--- Extracted data ---
+++

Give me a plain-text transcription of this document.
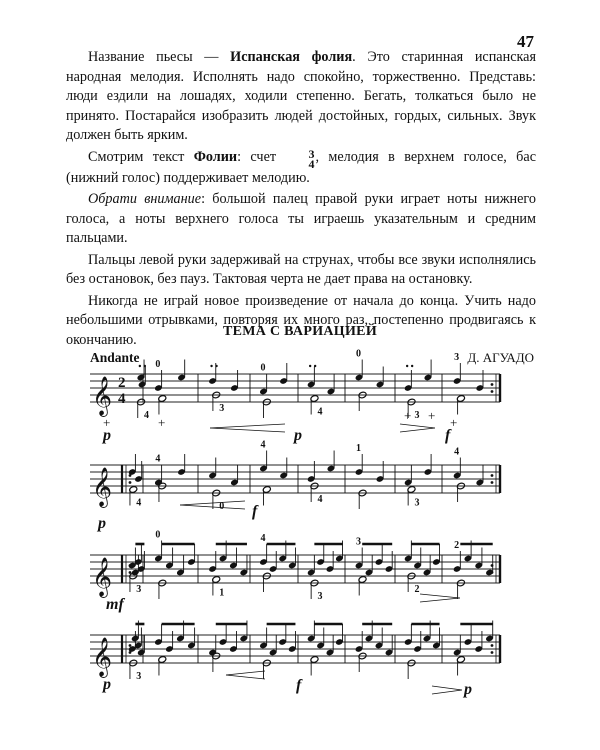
47

Название пьесы — Испанская фолия. Это старинная испанская народная мелодия. Исполнять надо спокойно, торжественно. Представь: люди ездили на лошадях, ходили степенно. Бегать, толкаться было не принято. Постарайся изобразить людей достойных, гордых, сильных. Звук должен быть ярким.

Смотрим текст Фолии: счет	3
4 , мелодия в верхнем голосе, бас (нижний голос) поддерживает мелодию.

Обрати внимание: большой палец правой руки играет ноты нижнего голоса, а ноты верхнего голоса ты играешь указательным и средним пальцами.

Пальцы левой руки задерживай на струнах, чтобы все звуки исполнялись без остановок, без пауз. Тактовая черта не дает права на остановку.

Никогда не играй новое произведение от начала до конца. Учить надо небольшими отрывками, повторяя их много раз, постепенно продвигаясь к окончанию.	ТЕМА С ВАРИАЦИЕЙ
Andante	Д. АГУАДО
𝄞 2
4
4
0
3
0
4
0
3
3
p	f
p
+	+	+ + +
𝄞 4
4
0
4
4
1
3
4
p
f
𝄞 3
0
1
4
3
3
2
2
mf
𝄞
3
p	f	p
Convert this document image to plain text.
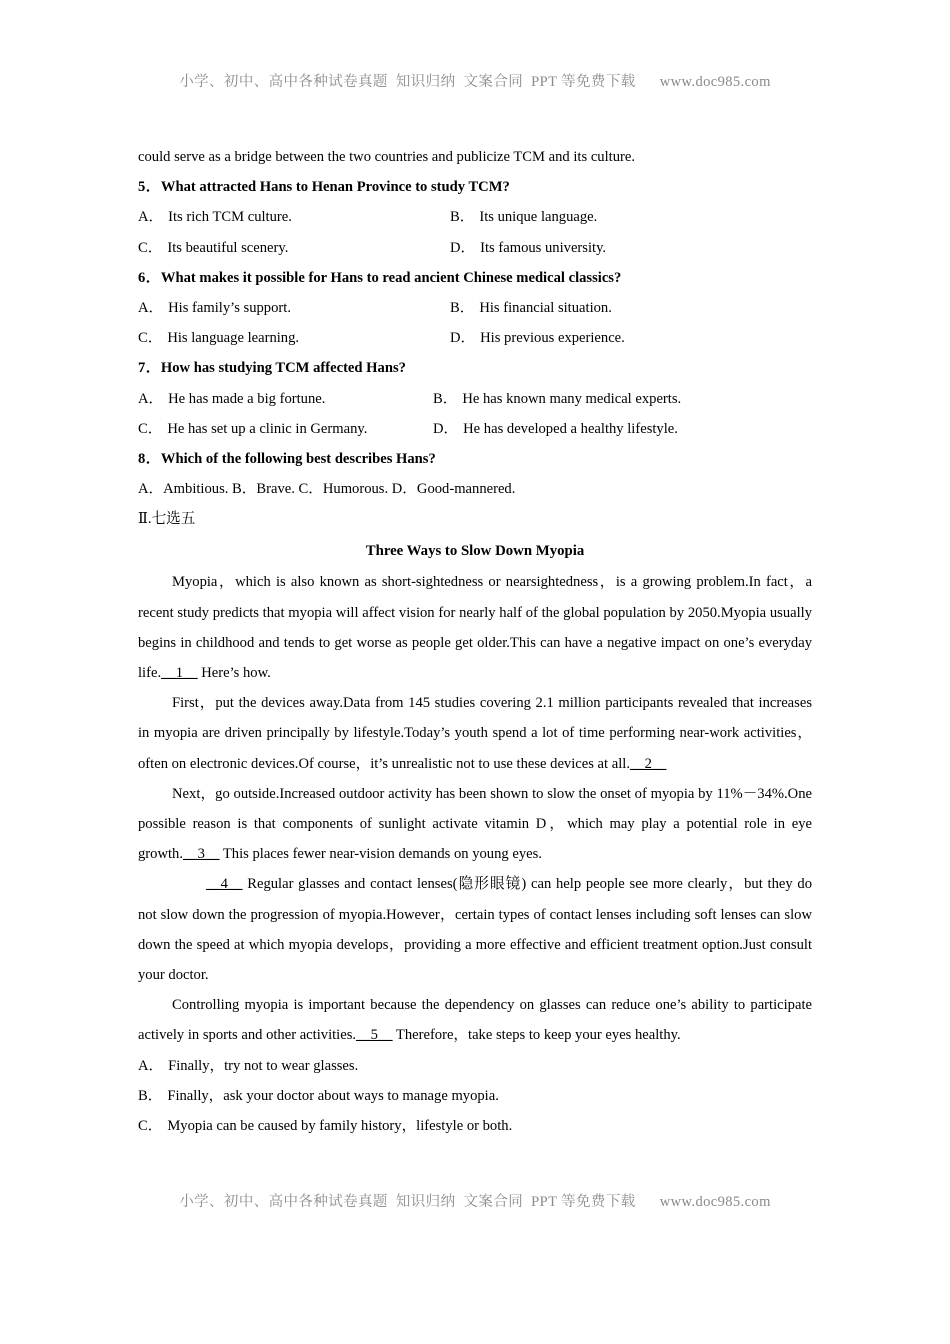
小学、初中、高中各种试卷真题  知识归纳  文案合同  PPT 等免费下载      www.doc985.com
could serve as a bridge between the two countries and publicize TCM and its culture.
5．What attracted Hans to Henan Province to study TCM?
A． Its rich TCM culture.	B． Its unique language.
C． Its beautiful scenery.	D． Its famous university.
6．What makes it possible for Hans to read ancient Chinese medical classics?
A． His family’s support.	B． His financial situation.
C． His language learning.	D． His previous experience.
7．How has studying TCM affected Hans?
A． He has made a big fortune.	B． He has known many medical experts.
C． He has set up a clinic in Germany.	D． He has developed a healthy lifestyle.
8．Which of the following best describes Hans?
A．Ambitious. B．Brave. C．Humorous. D．Good-mannered.
Ⅱ.七选五
Three Ways to Slow Down Myopia

Myopia，which is also known as short-sightedness or nearsightedness，is a growing problem.In fact，a recent study predicts that myopia will affect vision for nearly half of the global population by 2050.Myopia usually begins in childhood and tends to get worse as people get older.This can have a negative impact on one’s everyday life.__1__ Here’s how.

First，put the devices away.Data from 145 studies covering 2.1 million participants revealed that increases in myopia are driven principally by lifestyle.Today’s youth spend a lot of time performing near-work activities，often on electronic devices.Of course，it’s unrealistic not to use these devices at all.__2__

Next，go outside.Increased outdoor activity has been shown to slow the onset of myopia by 11%－34%.One possible reason is that components of sunlight activate vitamin D，which may play a potential role in eye growth.__3__ This places fewer near-vision demands on young eyes.

__4__ Regular glasses and contact lenses(隐形眼镜) can help people see more clearly，but they do not slow down the progression of myopia.However，certain types of contact lenses including soft lenses can slow down the speed at which myopia develops，providing a more effective and efficient treatment option.Just consult your doctor.

Controlling myopia is important because the dependency on glasses can reduce one’s ability to participate actively in sports and other activities.__5__ Therefore，take steps to keep your eyes healthy.

A． Finally，try not to wear glasses.
B． Finally，ask your doctor about ways to manage myopia.
C． Myopia can be caused by family history，lifestyle or both.
小学、初中、高中各种试卷真题  知识归纳  文案合同  PPT 等免费下载      www.doc985.com
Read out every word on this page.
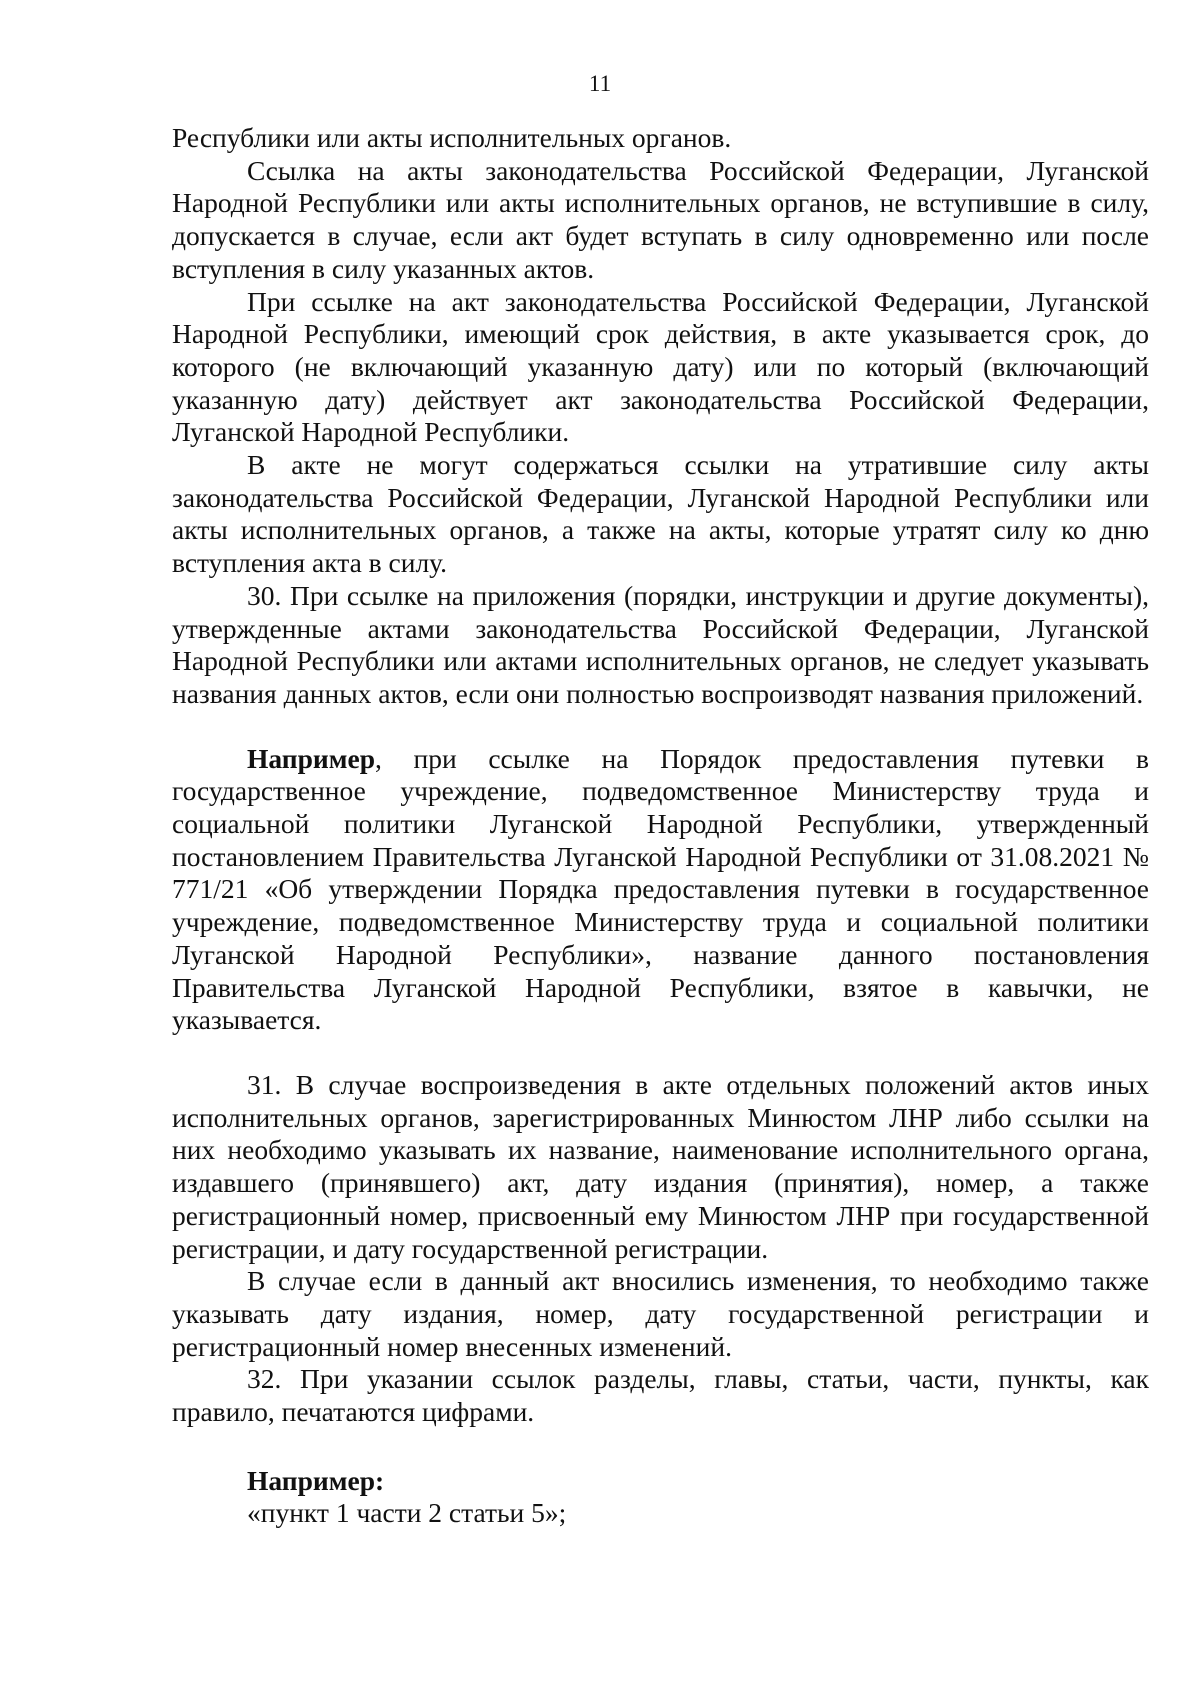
11

Республики или акты исполнительных органов.

Ссылка на акты законодательства Российской Федерации, Луганской Народной Республики или акты исполнительных органов, не вступившие в силу, допускается в случае, если акт будет вступать в силу одновременно или после вступления в силу указанных актов.

При ссылке на акт законодательства Российской Федерации, Луганской Народной Республики, имеющий срок действия, в акте указывается срок, до которого (не включающий указанную дату) или по который (включающий указанную дату) действует акт законодательства Российской Федерации, Луганской Народной Республики.

В акте не могут содержаться ссылки на утратившие силу акты законодательства Российской Федерации, Луганской Народной Республики или акты исполнительных органов, а также на акты, которые утратят силу ко дню вступления акта в силу.

30. При ссылке на приложения (порядки, инструкции и другие документы), утвержденные актами законодательства Российской Федерации, Луганской Народной Республики или актами исполнительных органов, не следует указывать названия данных актов, если они полностью воспроизводят названия приложений.

Например, при ссылке на Порядок предоставления путевки в государственное учреждение, подведомственное Министерству труда и социальной политики Луганской Народной Республики, утвержденный постановлением Правительства Луганской Народной Республики от 31.08.2021 № 771/21 «Об утверждении Порядка предоставления путевки в государственное учреждение, подведомственное Министерству труда и социальной политики Луганской Народной Республики», название данного постановления Правительства Луганской Народной Республики, взятое в кавычки, не указывается.

31. В случае воспроизведения в акте отдельных положений актов иных исполнительных органов, зарегистрированных Минюстом ЛНР либо ссылки на них необходимо указывать их название, наименование исполнительного органа, издавшего (принявшего) акт, дату издания (принятия), номер, а также регистрационный номер, присвоенный ему Минюстом ЛНР при государственной регистрации, и дату государственной регистрации.

В случае если в данный акт вносились изменения, то необходимо также указывать дату издания, номер, дату государственной регистрации и регистрационный номер внесенных изменений.

32. При указании ссылок разделы, главы, статьи, части, пункты, как правило, печатаются цифрами.

Например:

«пункт 1 части 2 статьи 5»;
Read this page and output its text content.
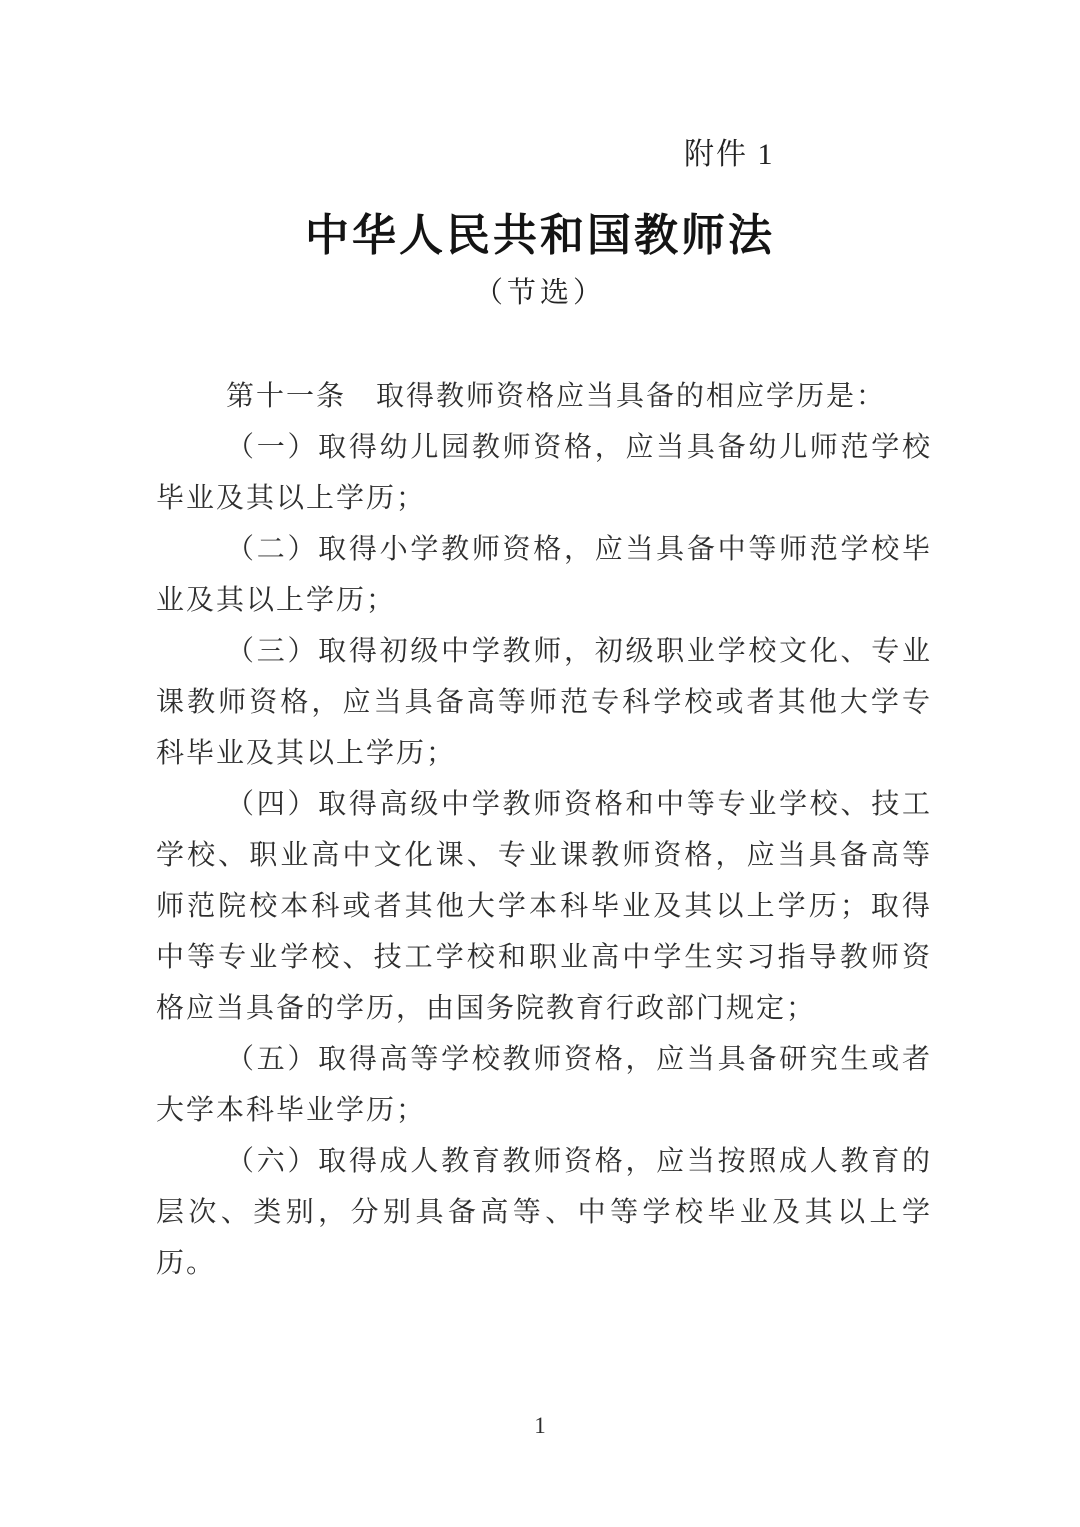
附件 1
中华人民共和国教师法
（节选）

第十一条　取得教师资格应当具备的相应学历是：

（一）取得幼儿园教师资格，应当具备幼儿师范学校毕业及其以上学历；

（二）取得小学教师资格，应当具备中等师范学校毕业及其以上学历；

（三）取得初级中学教师，初级职业学校文化、专业课教师资格，应当具备高等师范专科学校或者其他大学专科毕业及其以上学历；

（四）取得高级中学教师资格和中等专业学校、技工学校、职业高中文化课、专业课教师资格，应当具备高等师范院校本科或者其他大学本科毕业及其以上学历；取得中等专业学校、技工学校和职业高中学生实习指导教师资格应当具备的学历，由国务院教育行政部门规定；

（五）取得高等学校教师资格，应当具备研究生或者大学本科毕业学历；

（六）取得成人教育教师资格，应当按照成人教育的层次、类别，分别具备高等、中等学校毕业及其以上学历。

1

+++

--- What the task asks ---
Every record above must be given again exactly; drop the pictures.

--- Task result ---
Give me a plain-text transcription of this document.
47

Название пьесы — Испанская фолия. Это старинная испанская народная мелодия. Исполнять надо спокойно, торжественно. Представь: люди ездили на лошадях, ходили степенно. Бегать, толкаться было не принято. Постарайся изобразить людей достойных, гордых, сильных. Звук должен быть ярким.

Смотрим текст Фолии: счет	3
4 , мелодия в верхнем голосе, бас (нижний голос) поддерживает мелодию.

Обрати внимание: большой палец правой руки играет ноты нижнего голоса, а ноты верхнего голоса ты играешь указательным и средним пальцами.

Пальцы левой руки задерживай на струнах, чтобы все звуки исполнялись без остановок, без пауз. Тактовая черта не дает права на остановку.

Никогда не играй новое произведение от начала до конца. Учить надо небольшими отрывками, повторяя их много раз, постепенно продвигаясь к окончанию.	ТЕМА С ВАРИАЦИЕЙ
Andante	Д. АГУАДО
𝄞 2
4
4
0
3
0
4
0
3
3
p	f
p
+	+	+ + +
𝄞 4
4
0
4
4
1
3
4
p
f
𝄞 3
0
1
4
3
3
2
2
mf
𝄞
3
p	f	p
Convert this document image to plain text.
小学、初中、高中各种试卷真题  知识归纳  文案合同  PPT 等免费下载      www.doc985.com
could serve as a bridge between the two countries and publicize TCM and its culture.
5．What attracted Hans to Henan Province to study TCM?
A． Its rich TCM culture.	B． Its unique language.
C． Its beautiful scenery.	D． Its famous university.
6．What makes it possible for Hans to read ancient Chinese medical classics?
A． His family’s support.	B． His financial situation.
C． His language learning.	D． His previous experience.
7．How has studying TCM affected Hans?
A． He has made a big fortune.	B． He has known many medical experts.
C． He has set up a clinic in Germany.	D． He has developed a healthy lifestyle.
8．Which of the following best describes Hans?
A．Ambitious. B．Brave. C．Humorous. D．Good-mannered.
Ⅱ.七选五
Three Ways to Slow Down Myopia

Myopia，which is also known as short-sightedness or nearsightedness，is a growing problem.In fact，a recent study predicts that myopia will affect vision for nearly half of the global population by 2050.Myopia usually begins in childhood and tends to get worse as people get older.This can have a negative impact on one’s everyday life.__1__ Here’s how.

First，put the devices away.Data from 145 studies covering 2.1 million participants revealed that increases in myopia are driven principally by lifestyle.Today’s youth spend a lot of time performing near-work activities，often on electronic devices.Of course，it’s unrealistic not to use these devices at all.__2__

Next，go outside.Increased outdoor activity has been shown to slow the onset of myopia by 11%－34%.One possible reason is that components of sunlight activate vitamin D，which may play a potential role in eye growth.__3__ This places fewer near-vision demands on young eyes.

__4__ Regular glasses and contact lenses(隐形眼镜) can help people see more clearly，but they do not slow down the progression of myopia.However，certain types of contact lenses including soft lenses can slow down the speed at which myopia develops，providing a more effective and efficient treatment option.Just consult your doctor.

Controlling myopia is important because the dependency on glasses can reduce one’s ability to participate actively in sports and other activities.__5__ Therefore，take steps to keep your eyes healthy.

A． Finally，try not to wear glasses.
B． Finally，ask your doctor about ways to manage myopia.
C． Myopia can be caused by family history，lifestyle or both.
小学、初中、高中各种试卷真题  知识归纳  文案合同  PPT 等免费下载      www.doc985.com
Read out every word on this page.
11

Республики или акты исполнительных органов.

Ссылка на акты законодательства Российской Федерации, Луганской Народной Республики или акты исполнительных органов, не вступившие в силу, допускается в случае, если акт будет вступать в силу одновременно или после вступления в силу указанных актов.

При ссылке на акт законодательства Российской Федерации, Луганской Народной Республики, имеющий срок действия, в акте указывается срок, до которого (не включающий указанную дату) или по который (включающий указанную дату) действует акт законодательства Российской Федерации, Луганской Народной Республики.

В акте не могут содержаться ссылки на утратившие силу акты законодательства Российской Федерации, Луганской Народной Республики или акты исполнительных органов, а также на акты, которые утратят силу ко дню вступления акта в силу.

30. При ссылке на приложения (порядки, инструкции и другие документы), утвержденные актами законодательства Российской Федерации, Луганской Народной Республики или актами исполнительных органов, не следует указывать названия данных актов, если они полностью воспроизводят названия приложений.

Например, при ссылке на Порядок предоставления путевки в государственное учреждение, подведомственное Министерству труда и социальной политики Луганской Народной Республики, утвержденный постановлением Правительства Луганской Народной Республики от 31.08.2021 № 771/21 «Об утверждении Порядка предоставления путевки в государственное учреждение, подведомственное Министерству труда и социальной политики Луганской Народной Республики», название данного постановления Правительства Луганской Народной Республики, взятое в кавычки, не указывается.

31. В случае воспроизведения в акте отдельных положений актов иных исполнительных органов, зарегистрированных Минюстом ЛНР либо ссылки на них необходимо указывать их название, наименование исполнительного органа, издавшего (принявшего) акт, дату издания (принятия), номер, а также регистрационный номер, присвоенный ему Минюстом ЛНР при государственной регистрации, и дату государственной регистрации.

В случае если в данный акт вносились изменения, то необходимо также указывать дату издания, номер, дату государственной регистрации и регистрационный номер внесенных изменений.

32. При указании ссылок разделы, главы, статьи, части, пункты, как правило, печатаются цифрами.

Например:

«пункт 1 части 2 статьи 5»;
Read this page and output its text content.
附件 1
中华人民共和国教师法
（节选）

第十一条　取得教师资格应当具备的相应学历是：

（一）取得幼儿园教师资格，应当具备幼儿师范学校毕业及其以上学历；

（二）取得小学教师资格，应当具备中等师范学校毕业及其以上学历；

（三）取得初级中学教师，初级职业学校文化、专业课教师资格，应当具备高等师范专科学校或者其他大学专科毕业及其以上学历；

（四）取得高级中学教师资格和中等专业学校、技工学校、职业高中文化课、专业课教师资格，应当具备高等师范院校本科或者其他大学本科毕业及其以上学历；取得中等专业学校、技工学校和职业高中学生实习指导教师资格应当具备的学历，由国务院教育行政部门规定；

（五）取得高等学校教师资格，应当具备研究生或者大学本科毕业学历；

（六）取得成人教育教师资格，应当按照成人教育的层次、类别，分别具备高等、中等学校毕业及其以上学历。

1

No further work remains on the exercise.